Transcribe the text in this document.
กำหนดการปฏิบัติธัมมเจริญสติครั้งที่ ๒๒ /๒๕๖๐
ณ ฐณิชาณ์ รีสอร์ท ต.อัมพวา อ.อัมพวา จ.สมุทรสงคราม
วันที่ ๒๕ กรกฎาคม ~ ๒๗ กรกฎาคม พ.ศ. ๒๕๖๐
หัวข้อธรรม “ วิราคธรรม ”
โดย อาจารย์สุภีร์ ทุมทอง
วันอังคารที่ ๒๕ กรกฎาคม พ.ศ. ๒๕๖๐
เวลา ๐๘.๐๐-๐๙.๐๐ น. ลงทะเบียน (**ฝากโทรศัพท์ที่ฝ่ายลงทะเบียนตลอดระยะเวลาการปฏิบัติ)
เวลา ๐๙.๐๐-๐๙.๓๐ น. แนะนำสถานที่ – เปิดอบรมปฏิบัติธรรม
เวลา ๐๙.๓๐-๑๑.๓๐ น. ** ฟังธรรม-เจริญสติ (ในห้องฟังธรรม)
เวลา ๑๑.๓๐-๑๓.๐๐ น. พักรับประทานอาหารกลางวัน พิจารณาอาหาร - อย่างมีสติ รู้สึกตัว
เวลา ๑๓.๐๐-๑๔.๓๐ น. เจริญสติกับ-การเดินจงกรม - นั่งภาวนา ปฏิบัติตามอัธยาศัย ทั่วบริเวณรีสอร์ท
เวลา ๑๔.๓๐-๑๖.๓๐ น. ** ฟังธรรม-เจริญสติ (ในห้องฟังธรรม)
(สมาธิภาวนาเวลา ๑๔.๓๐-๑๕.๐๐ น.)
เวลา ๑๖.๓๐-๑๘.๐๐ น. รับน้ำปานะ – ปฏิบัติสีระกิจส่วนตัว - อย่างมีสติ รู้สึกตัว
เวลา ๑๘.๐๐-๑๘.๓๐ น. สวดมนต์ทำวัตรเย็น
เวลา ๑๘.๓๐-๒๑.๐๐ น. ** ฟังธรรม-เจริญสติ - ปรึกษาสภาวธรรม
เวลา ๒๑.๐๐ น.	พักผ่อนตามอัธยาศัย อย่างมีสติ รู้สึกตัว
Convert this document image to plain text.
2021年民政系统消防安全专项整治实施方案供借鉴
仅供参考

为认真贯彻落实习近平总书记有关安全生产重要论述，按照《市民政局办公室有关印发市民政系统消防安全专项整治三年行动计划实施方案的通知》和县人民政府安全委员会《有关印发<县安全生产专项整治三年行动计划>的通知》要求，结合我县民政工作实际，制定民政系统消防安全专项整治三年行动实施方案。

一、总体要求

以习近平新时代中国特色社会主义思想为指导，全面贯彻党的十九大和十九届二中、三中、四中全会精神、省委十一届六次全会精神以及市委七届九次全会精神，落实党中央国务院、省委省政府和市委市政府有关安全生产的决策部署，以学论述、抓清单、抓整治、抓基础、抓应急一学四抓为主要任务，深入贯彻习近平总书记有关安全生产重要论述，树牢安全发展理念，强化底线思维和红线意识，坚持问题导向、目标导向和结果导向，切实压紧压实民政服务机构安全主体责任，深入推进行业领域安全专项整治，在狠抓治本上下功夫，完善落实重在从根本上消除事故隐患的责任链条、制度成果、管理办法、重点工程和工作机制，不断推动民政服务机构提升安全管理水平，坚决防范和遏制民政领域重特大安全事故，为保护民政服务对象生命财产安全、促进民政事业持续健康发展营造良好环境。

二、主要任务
----------------
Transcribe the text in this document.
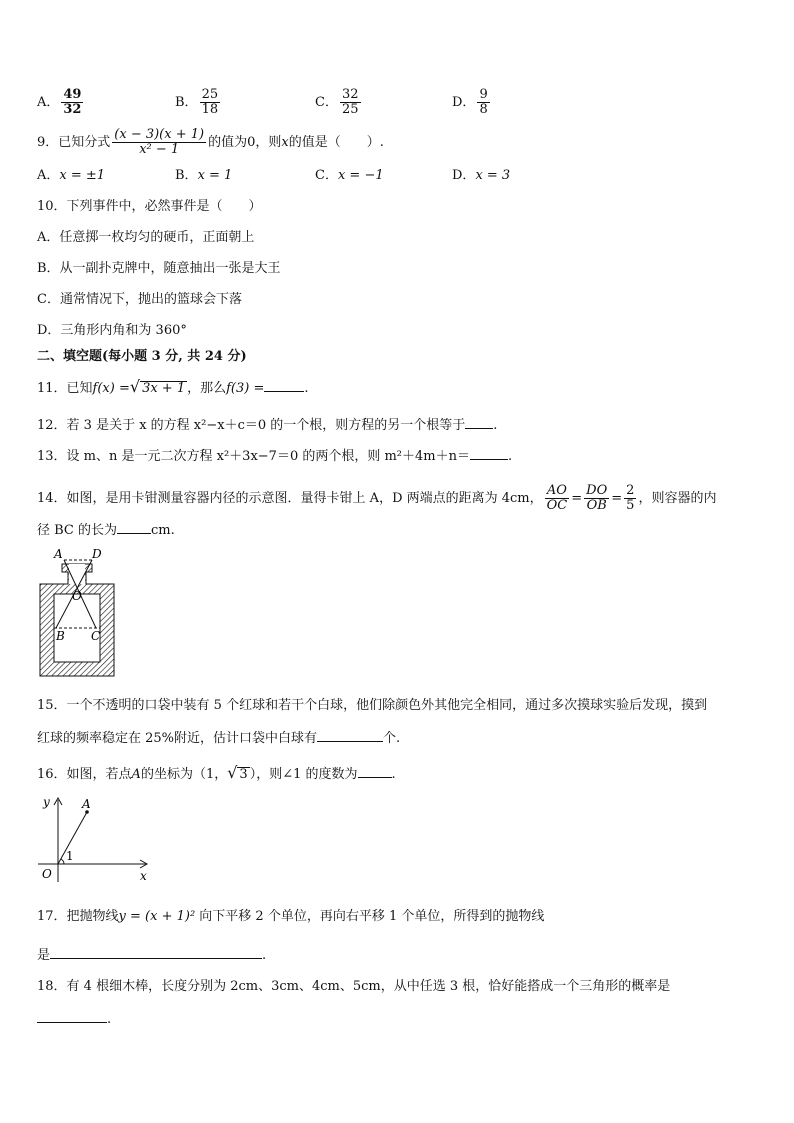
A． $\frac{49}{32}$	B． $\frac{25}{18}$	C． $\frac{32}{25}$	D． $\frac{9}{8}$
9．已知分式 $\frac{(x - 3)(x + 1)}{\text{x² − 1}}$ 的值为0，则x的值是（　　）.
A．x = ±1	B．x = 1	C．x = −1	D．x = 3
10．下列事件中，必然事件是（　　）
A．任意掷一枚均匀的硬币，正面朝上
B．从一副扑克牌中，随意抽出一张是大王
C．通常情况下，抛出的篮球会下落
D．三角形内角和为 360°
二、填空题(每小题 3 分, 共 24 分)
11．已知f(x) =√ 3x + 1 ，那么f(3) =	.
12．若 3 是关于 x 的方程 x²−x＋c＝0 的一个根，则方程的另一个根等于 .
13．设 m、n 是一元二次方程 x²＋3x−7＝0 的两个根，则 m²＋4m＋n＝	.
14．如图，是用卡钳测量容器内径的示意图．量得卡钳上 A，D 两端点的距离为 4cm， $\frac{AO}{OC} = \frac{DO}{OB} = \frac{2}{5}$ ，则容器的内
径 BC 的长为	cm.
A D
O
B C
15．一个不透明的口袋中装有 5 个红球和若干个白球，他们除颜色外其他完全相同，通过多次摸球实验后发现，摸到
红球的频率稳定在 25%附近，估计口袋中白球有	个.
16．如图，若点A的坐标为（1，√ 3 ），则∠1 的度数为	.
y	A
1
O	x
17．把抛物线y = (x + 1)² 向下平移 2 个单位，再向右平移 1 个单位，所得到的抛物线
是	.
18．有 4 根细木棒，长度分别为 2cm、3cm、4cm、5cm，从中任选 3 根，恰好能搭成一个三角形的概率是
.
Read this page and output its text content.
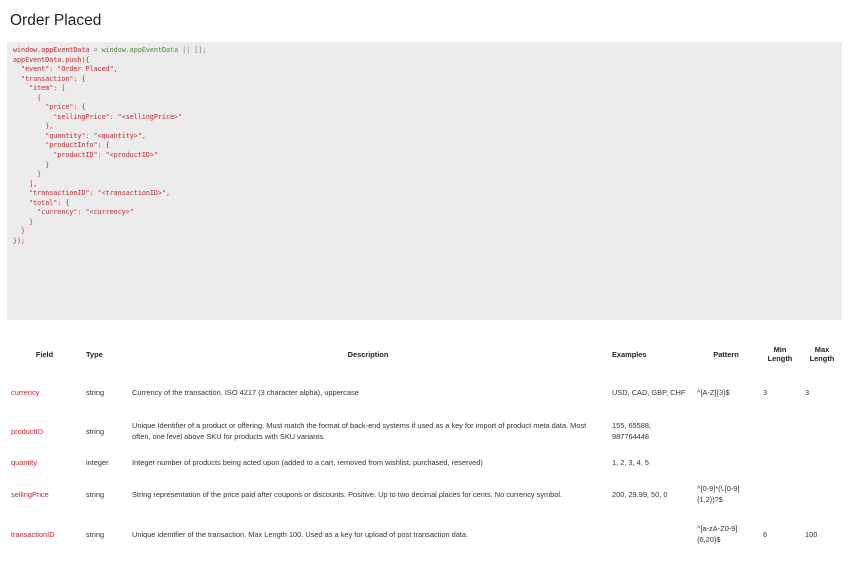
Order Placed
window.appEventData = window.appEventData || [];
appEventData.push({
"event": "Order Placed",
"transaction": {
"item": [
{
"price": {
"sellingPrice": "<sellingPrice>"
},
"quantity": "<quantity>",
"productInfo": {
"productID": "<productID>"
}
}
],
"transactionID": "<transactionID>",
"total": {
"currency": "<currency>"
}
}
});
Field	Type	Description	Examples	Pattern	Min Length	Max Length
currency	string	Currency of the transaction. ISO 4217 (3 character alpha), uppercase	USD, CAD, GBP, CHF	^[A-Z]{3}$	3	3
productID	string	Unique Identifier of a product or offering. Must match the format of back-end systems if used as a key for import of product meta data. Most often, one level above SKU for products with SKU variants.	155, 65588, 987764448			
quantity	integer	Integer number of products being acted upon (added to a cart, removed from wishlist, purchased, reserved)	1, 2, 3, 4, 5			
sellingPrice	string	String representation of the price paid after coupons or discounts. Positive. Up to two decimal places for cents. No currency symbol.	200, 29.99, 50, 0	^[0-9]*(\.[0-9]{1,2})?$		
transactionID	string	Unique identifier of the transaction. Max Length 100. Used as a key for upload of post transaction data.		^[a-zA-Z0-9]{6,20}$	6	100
----------------
(Task objective):
Go through the data above and find the lines with the word "กรกฎาคม". Copy each of those lines.

(Written solution):
วันที่ ๒๕ กรกฎาคม ~ ๒๗ กรกฎาคม พ.ศ. ๒๕๖๐
วันอังคารที่ ๒๕ กรกฎาคม พ.ศ. ๒๕๖๐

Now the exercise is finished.